[Dataset records]
- - -
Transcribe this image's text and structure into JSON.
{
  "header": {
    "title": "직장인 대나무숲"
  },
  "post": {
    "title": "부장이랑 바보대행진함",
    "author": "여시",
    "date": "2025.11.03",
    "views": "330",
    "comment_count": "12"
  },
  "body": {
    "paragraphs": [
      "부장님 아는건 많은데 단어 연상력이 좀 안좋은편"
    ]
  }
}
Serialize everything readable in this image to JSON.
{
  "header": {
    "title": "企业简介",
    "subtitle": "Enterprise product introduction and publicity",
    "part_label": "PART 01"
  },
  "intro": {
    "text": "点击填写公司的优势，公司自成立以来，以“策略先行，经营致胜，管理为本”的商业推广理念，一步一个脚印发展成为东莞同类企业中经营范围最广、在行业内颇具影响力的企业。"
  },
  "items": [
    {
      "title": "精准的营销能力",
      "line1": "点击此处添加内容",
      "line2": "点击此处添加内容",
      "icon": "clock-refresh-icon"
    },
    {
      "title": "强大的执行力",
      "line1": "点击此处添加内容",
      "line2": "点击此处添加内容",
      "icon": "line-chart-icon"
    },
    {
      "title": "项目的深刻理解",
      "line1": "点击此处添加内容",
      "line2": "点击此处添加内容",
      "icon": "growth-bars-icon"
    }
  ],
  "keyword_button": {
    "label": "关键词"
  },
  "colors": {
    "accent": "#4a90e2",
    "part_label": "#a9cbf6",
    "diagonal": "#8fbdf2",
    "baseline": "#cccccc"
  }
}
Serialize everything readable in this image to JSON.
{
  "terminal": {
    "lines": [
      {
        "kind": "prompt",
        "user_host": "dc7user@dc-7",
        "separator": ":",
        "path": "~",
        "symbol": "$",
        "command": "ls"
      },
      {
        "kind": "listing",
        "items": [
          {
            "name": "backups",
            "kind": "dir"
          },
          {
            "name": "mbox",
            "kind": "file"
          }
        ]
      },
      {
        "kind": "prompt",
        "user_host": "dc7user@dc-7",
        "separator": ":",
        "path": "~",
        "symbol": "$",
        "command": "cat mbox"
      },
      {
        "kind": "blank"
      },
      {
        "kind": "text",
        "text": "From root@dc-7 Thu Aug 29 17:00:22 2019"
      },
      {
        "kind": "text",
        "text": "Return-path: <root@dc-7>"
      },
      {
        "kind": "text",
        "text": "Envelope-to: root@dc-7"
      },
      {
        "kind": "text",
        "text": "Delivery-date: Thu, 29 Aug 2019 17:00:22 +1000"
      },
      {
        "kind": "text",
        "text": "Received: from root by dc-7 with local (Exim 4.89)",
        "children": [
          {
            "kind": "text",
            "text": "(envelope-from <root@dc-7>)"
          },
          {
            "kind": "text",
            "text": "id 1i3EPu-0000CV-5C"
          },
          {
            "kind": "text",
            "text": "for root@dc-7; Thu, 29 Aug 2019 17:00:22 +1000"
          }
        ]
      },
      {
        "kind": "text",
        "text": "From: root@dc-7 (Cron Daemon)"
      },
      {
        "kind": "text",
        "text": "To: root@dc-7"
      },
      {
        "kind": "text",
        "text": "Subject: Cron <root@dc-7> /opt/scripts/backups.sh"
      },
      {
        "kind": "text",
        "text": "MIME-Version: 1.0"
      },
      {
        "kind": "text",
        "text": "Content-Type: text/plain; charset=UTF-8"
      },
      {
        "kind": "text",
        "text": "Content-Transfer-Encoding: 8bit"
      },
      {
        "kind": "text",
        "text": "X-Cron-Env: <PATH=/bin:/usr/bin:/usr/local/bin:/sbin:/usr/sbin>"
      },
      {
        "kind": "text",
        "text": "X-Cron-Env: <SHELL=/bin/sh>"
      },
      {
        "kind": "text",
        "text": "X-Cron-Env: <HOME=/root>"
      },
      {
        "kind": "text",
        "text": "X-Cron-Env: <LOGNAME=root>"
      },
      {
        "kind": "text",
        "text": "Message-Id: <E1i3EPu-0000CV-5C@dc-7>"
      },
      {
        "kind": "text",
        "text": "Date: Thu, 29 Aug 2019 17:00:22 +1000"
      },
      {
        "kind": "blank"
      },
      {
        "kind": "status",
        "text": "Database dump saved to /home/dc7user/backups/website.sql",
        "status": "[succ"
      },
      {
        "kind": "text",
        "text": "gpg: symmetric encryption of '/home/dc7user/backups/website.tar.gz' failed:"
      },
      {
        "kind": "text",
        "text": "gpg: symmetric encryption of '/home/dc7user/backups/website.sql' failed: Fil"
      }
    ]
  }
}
- - -
= Problem requirements =
Each line in the listing above that contains "website" should be copied.

= Expected output =
        "text": "Database dump saved to /home/dc7user/backups/website.sql",
        "text": "gpg: symmetric encryption of '/home/dc7user/backups/website.tar.gz' failed:"
        "text": "gpg: symmetric encryption of '/home/dc7user/backups/website.sql' failed: Fil"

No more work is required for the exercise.